## WHAT YOU ARE ASKED TO DO
Omit the pictures, please, and give each record below again exactly.

## DATASET ENTRIES
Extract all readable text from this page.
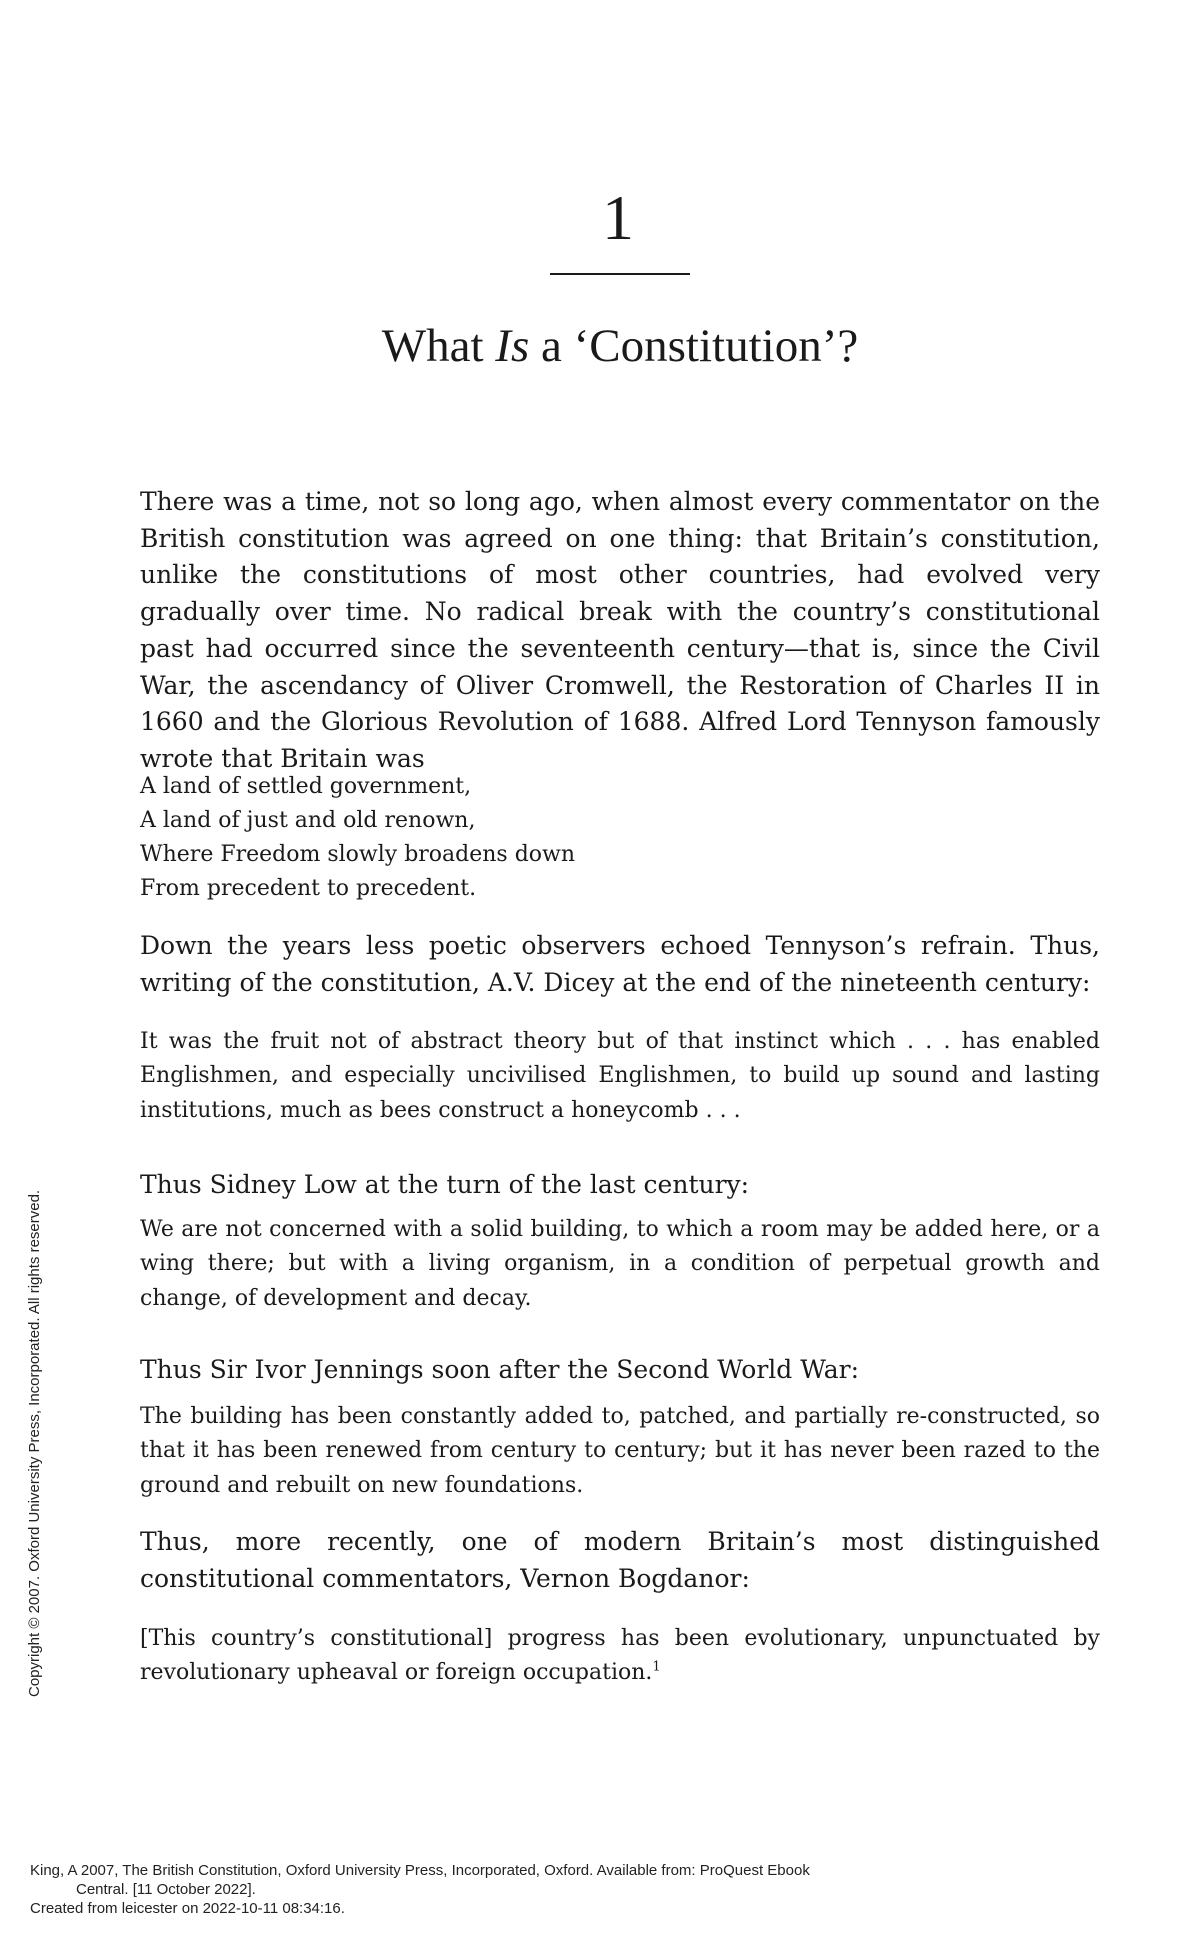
1
What Is a ‘Constitution’?

There was a time, not so long ago, when almost every commentator on the British constitution was agreed on one thing: that Britain’s constitution, unlike the constitutions of most other countries, had evolved very gradually over time. No radical break with the country’s constitutional past had occurred since the seventeenth century—that is, since the Civil War, the ascendancy of Oliver Cromwell, the Restoration of Charles II in 1660 and the Glorious Revolution of 1688. Alfred Lord Tennyson famously wrote that Britain was

A land of settled government,
A land of just and old renown,
Where Freedom slowly broadens down
From precedent to precedent.

Down the years less poetic observers echoed Tennyson’s refrain. Thus, writing of the constitution, A.V. Dicey at the end of the nineteenth century:

It was the fruit not of abstract theory but of that instinct which . . . has enabled Englishmen, and especially uncivilised Englishmen, to build up sound and lasting institutions, much as bees construct a honeycomb . . .

Thus Sidney Low at the turn of the last century:

We are not concerned with a solid building, to which a room may be added here, or a wing there; but with a living organism, in a condition of perpetual growth and change, of development and decay.

Thus Sir Ivor Jennings soon after the Second World War:

The building has been constantly added to, patched, and partially re-constructed, so that it has been renewed from century to century; but it has never been razed to the ground and rebuilt on new foundations.

Thus, more recently, one of modern Britain’s most distinguished constitutional commentators, Vernon Bogdanor:

[This country’s constitutional] progress has been evolutionary, unpunctuated by revolutionary upheaval or foreign occupation.$^1$

Copyright © 2007. Oxford University Press, Incorporated. All rights reserved.
King, A 2007, The British Constitution, Oxford University Press, Incorporated, Oxford. Available from: ProQuest Ebook
Central. [11 October 2022].
Created from leicester on 2022-10-11 08:34:16.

## RESPONSE
Extract all readable text from this page.
1
What Is a ‘Constitution’?

There was a time, not so long ago, when almost every commentator on the British constitution was agreed on one thing: that Britain’s constitution, unlike the constitutions of most other countries, had evolved very gradually over time. No radical break with the country’s constitutional past had occurred since the seventeenth century—that is, since the Civil War, the ascendancy of Oliver Cromwell, the Restoration of Charles II in 1660 and the Glorious Revolution of 1688. Alfred Lord Tennyson famously wrote that Britain was

A land of settled government,
A land of just and old renown,
Where Freedom slowly broadens down
From precedent to precedent.

Down the years less poetic observers echoed Tennyson’s refrain. Thus, writing of the constitution, A.V. Dicey at the end of the nineteenth century:

It was the fruit not of abstract theory but of that instinct which . . . has enabled Englishmen, and especially uncivilised Englishmen, to build up sound and lasting institutions, much as bees construct a honeycomb . . .

Thus Sidney Low at the turn of the last century:

We are not concerned with a solid building, to which a room may be added here, or a wing there; but with a living organism, in a condition of perpetual growth and change, of development and decay.

Thus Sir Ivor Jennings soon after the Second World War:

The building has been constantly added to, patched, and partially re-constructed, so that it has been renewed from century to century; but it has never been razed to the ground and rebuilt on new foundations.

Thus, more recently, one of modern Britain’s most distinguished constitutional commentators, Vernon Bogdanor:

[This country’s constitutional] progress has been evolutionary, unpunctuated by revolutionary upheaval or foreign occupation.$^1$

Copyright © 2007. Oxford University Press, Incorporated. All rights reserved.
King, A 2007, The British Constitution, Oxford University Press, Incorporated, Oxford. Available from: ProQuest Ebook
Central. [11 October 2022].
Created from leicester on 2022-10-11 08:34:16.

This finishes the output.